-- Begin --

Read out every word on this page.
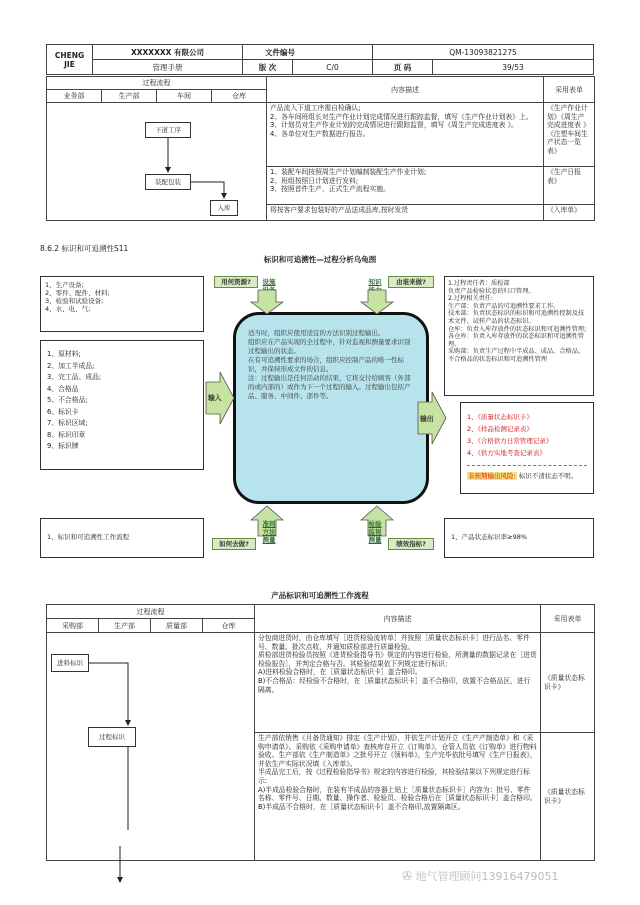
CHENG
JIE	XXXXXXX 有限公司	文件编号		QM-13093821275	
	管理手册	版 次	C/0	页 码	39/53
过程流程				内容描述	采用表单
业务部	生产部	车间	仓库		

				产品流入下道工序需自检确认;
2、各车间班组长对生产作业计划完成情况进行跟踪监督，填写《生产作业计划表》上。
3、计划员对生产作业计划的完成情况进行跟踪监督，填写《周生产完成进度表 》。
4、各单位对生产数据进行报告。	《生产作业计划》《周生产完成进度表 》《注塑车间生产状态一览表》

				1、装配车间按照周生产计划编制装配生产作业计划;
2、班组按照日计划进行发料;
3、按照首件生产、正式生产流程实施。	《生产日报表》
				将按客户要求包装好的产品送成品库,按时发货	《入库单》
下道工序
装配包装
入库
8.6.2 标识和可追溯性S11
标识和可追溯性—过程分析乌龟图
1、生产设备;
2、零件、配件、材料;
3、检验和试验设备;
4、水、电、气;
用何资源?	设施	知识	由谁来做?	1.过程责任者：质检部
负责产品检验状态的归口管理。
2.过程相关责任:
生产部：负责产品的可追溯性要求工作。
技术部：负责状态标识的标识和可追溯性控制及技术文件、试样产品的状态标识。
仓库：负责入库存放件的状态标识和可追溯性管理;
各仓库：负责入库存放件的状态标识和可追溯性管理。
采购部：负责生产过程中半成品、成品、合格品、不合格品的状态标识和可追溯性管理
1、原材料;
2、加工半成品;
3、完工品、成品;
4、合格品
5、不合格品;
6、标识卡
7、标识区域;
8、标识印章
9、标识牌
适当时，组织应使用适宜的方法识别过程输出。
组织应在产品实现的全过程中，针对监视和测量要求识别过程输出的状态。
在有可追溯性要求的场合，组织应控制产品的唯一性标识，并保持形成文件的信息。
注：过程输出是任何活动的结果，它将交付给顾客（外部的或内部的）或作为下一个过程的输入。过程输出包括产品、服务、中间件、部件等。
输入
输出	1、《质量状态标识卡》
2、《样品检测记录表》
3、《合格供方日常管理记录》
4、《供方实地考查记录表》
非预期输出风险: 标识不清状态不明。
准则
方法
测量
如何去做?
检验
监视
测量	绩效指标?
1、标识和可追溯性工作流程	1、产品状态标识率≥98%
产品标识和可追溯性工作流程
过程流程				内容描述	采用表单
采购部	生产部	质量部	仓库		

				分包商进货时，由仓库填写［进货检验流转单］并按照［质量状态标识卡］进行品名、零件号、数量、批次点收，并通知质检部进行质量检验。
质检部进货检验员按照《进货检验指导书》规定的内容进行检验，所测量的数据记录在［进货检验报告］，并判定合格与否。其检验结果依下列规定进行标识：
A)进料检验合格时，在［质量状态标识卡］盖合格印。
B)不合格品：经检验不合格时，在［质量状态标识卡］盖不合格印，放置不合格品区，进行隔离。	《质量状态标识卡》

				生产部依销售《月备货通知》排定《生产计划》，并依生产计划开立《生产产制造单》和《采购申请单》。采购依《采购申请单》查核库存开立《订购单》，仓管人员依《订购单》进行物料验收。生产部依《生产制造单》之批号开立《领料单》，生产完毕依批号填写《生产日报表》，并依生产实际状况填《入库单》。
半成品完工后，按《过程检验指导书》规定的内容进行检验，其检验结果以下列规定进行标示:
A)半成品检验合格时，在装有半成品的容器上贴上［质量状态标识卡］内容为：批号、零件名称、零件号、日期、数量、操作者、检验员、检验合格后在［质量状态标识卡］盖合格印。
B)半成品不合格时，在［质量状态标识卡］盖不合格印,放置隔离区。	《质量状态标识卡》
进料标识
过程标识
✇ 地气管理顾问13916479051
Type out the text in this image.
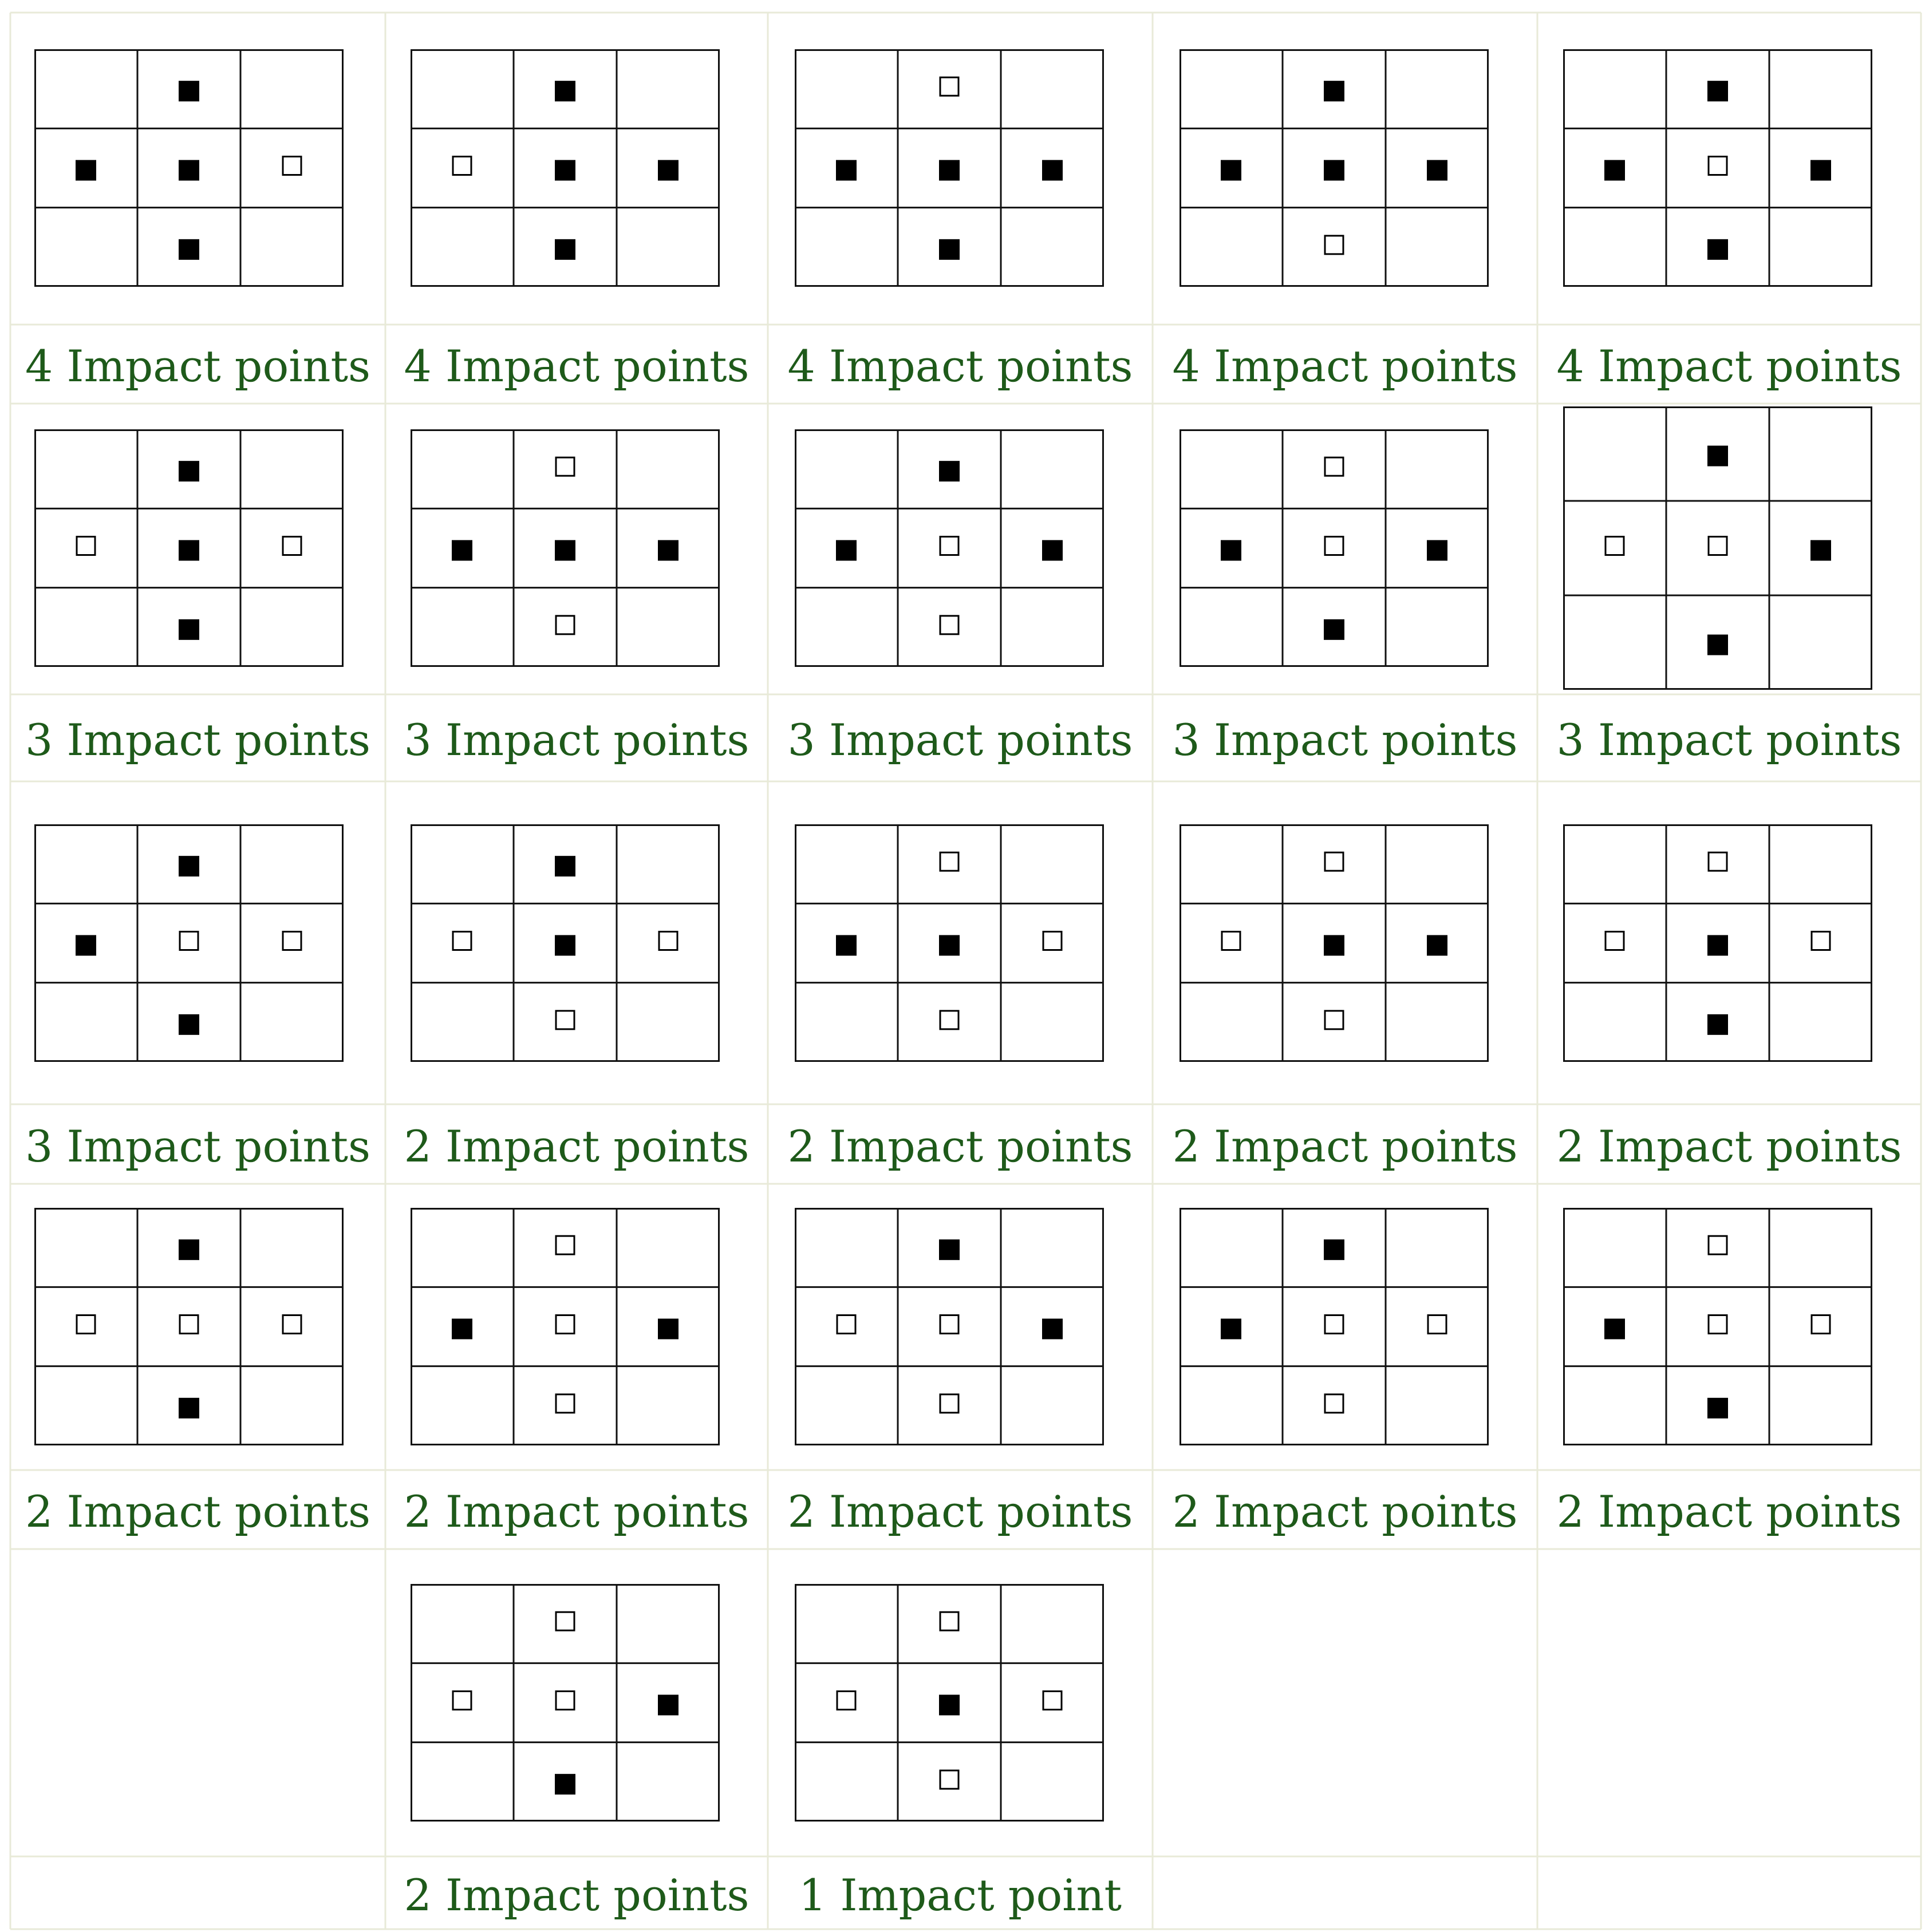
4 Impact points 4 Impact points 4 Impact points 4 Impact points 4 Impact points
3 Impact points 3 Impact points 3 Impact points 3 Impact points 3 Impact points
3 Impact points 2 Impact points 2 Impact points 2 Impact points 2 Impact points
2 Impact points 2 Impact points 2 Impact points 2 Impact points 2 Impact points
2 Impact points	1 Impact point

-- End --

WHAT IS REQUIRED: Identify and copy lines that hold the string "盖不合格印".

OUTPUT FOR THIS EXERCISE:
B)不合格品：经检验不合格时，在［质量状态标识卡］盖不合格印，放置不合格品区，进行隔离。	《质量状态标识卡》
B)半成品不合格时，在［质量状态标识卡］盖不合格印,放置隔离区。	《质量状态标识卡》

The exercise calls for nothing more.